▶ DATA EXTRACT:
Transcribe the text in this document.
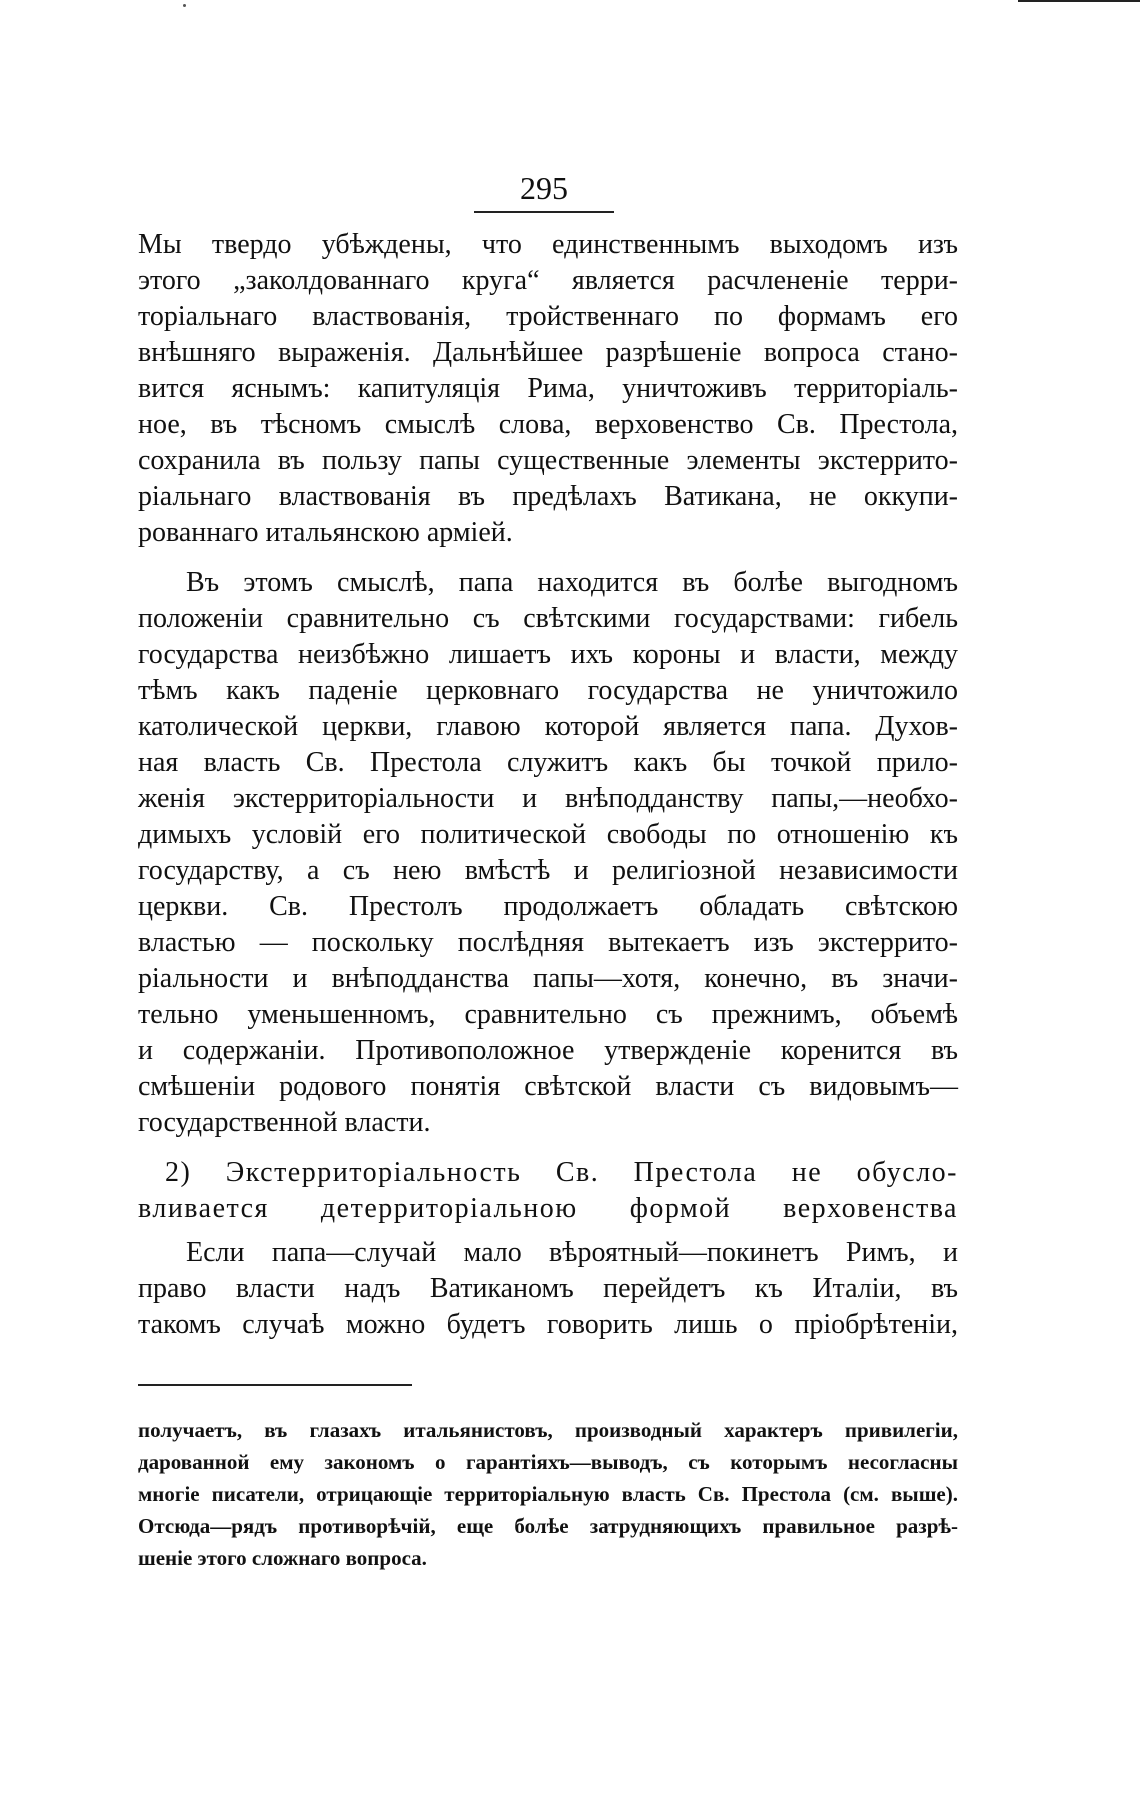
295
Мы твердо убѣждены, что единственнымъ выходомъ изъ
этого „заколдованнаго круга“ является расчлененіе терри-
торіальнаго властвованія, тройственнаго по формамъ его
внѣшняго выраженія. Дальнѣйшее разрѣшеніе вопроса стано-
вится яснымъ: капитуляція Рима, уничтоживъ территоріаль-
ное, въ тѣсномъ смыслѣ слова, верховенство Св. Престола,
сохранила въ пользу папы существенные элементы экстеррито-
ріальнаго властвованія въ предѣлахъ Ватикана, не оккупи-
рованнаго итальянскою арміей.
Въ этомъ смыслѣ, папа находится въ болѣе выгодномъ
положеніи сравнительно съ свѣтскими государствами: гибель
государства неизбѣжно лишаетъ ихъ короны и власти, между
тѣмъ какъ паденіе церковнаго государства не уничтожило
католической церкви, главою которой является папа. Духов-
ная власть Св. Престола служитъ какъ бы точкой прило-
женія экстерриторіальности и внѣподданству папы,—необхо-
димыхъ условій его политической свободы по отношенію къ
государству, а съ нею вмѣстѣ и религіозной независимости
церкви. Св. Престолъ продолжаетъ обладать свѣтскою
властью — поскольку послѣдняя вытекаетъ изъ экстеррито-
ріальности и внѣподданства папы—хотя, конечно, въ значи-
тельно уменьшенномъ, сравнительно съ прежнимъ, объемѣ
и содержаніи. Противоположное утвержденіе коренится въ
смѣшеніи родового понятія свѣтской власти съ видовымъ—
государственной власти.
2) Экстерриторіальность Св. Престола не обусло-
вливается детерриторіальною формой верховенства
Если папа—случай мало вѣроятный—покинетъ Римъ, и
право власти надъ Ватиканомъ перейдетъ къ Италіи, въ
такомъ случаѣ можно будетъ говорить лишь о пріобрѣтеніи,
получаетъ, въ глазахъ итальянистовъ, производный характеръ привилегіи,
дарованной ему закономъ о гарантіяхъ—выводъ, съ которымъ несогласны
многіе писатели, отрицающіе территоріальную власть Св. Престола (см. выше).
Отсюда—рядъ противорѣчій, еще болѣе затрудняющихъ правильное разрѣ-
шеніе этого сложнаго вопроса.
* * *
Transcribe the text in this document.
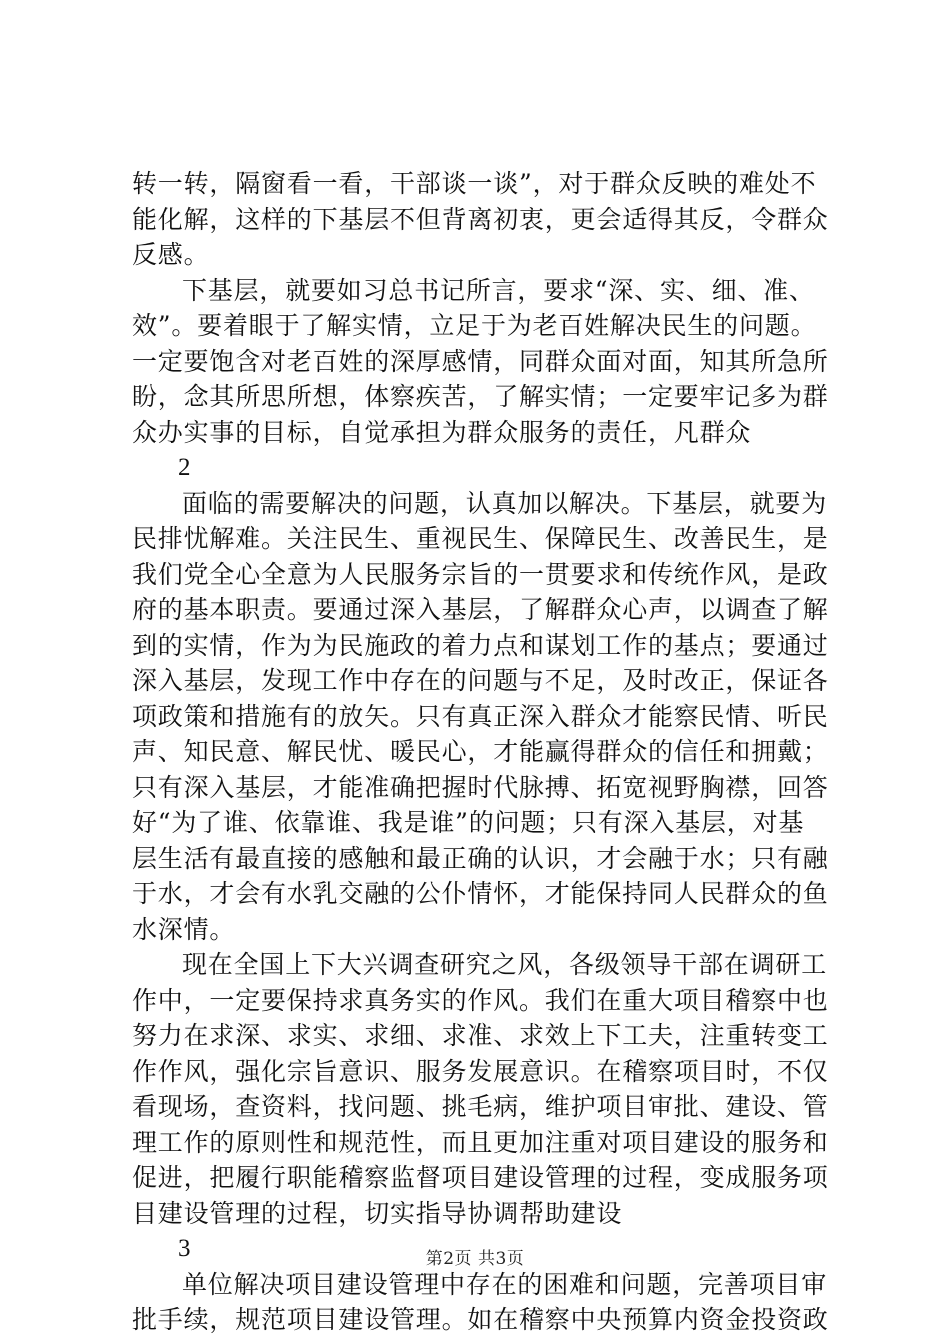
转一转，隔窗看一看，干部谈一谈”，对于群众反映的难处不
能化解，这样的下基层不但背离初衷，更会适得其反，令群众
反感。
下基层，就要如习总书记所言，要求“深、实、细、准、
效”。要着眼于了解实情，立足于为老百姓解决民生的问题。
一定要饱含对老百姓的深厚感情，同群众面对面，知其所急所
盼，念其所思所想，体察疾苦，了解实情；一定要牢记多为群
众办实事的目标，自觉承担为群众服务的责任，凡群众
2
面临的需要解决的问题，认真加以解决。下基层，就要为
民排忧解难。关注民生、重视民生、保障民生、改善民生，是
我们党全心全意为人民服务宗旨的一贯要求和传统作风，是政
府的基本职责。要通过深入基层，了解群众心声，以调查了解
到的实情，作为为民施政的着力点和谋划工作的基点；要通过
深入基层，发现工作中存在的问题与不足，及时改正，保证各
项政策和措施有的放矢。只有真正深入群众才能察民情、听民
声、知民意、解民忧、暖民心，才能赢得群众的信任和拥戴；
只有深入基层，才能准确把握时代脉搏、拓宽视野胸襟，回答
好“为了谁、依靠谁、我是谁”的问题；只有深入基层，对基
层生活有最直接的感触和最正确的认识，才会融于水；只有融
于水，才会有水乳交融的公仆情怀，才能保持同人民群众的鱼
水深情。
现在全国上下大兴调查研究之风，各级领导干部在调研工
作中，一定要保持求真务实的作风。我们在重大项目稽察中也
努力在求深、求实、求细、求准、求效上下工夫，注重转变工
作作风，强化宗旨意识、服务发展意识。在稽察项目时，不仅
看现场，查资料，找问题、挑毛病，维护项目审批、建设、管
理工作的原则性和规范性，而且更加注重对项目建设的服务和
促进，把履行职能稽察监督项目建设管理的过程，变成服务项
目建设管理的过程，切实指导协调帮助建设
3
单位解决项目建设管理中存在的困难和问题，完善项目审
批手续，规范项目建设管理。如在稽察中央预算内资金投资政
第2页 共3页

▶ EXERCISE DETAILS: Pull out every line in the material above where "вопроса" occurs.

▶ SOLUTION:
внѣшняго выраженія. Дальнѣйшее разрѣшеніе вопроса стано-
шеніе этого сложнаго вопроса.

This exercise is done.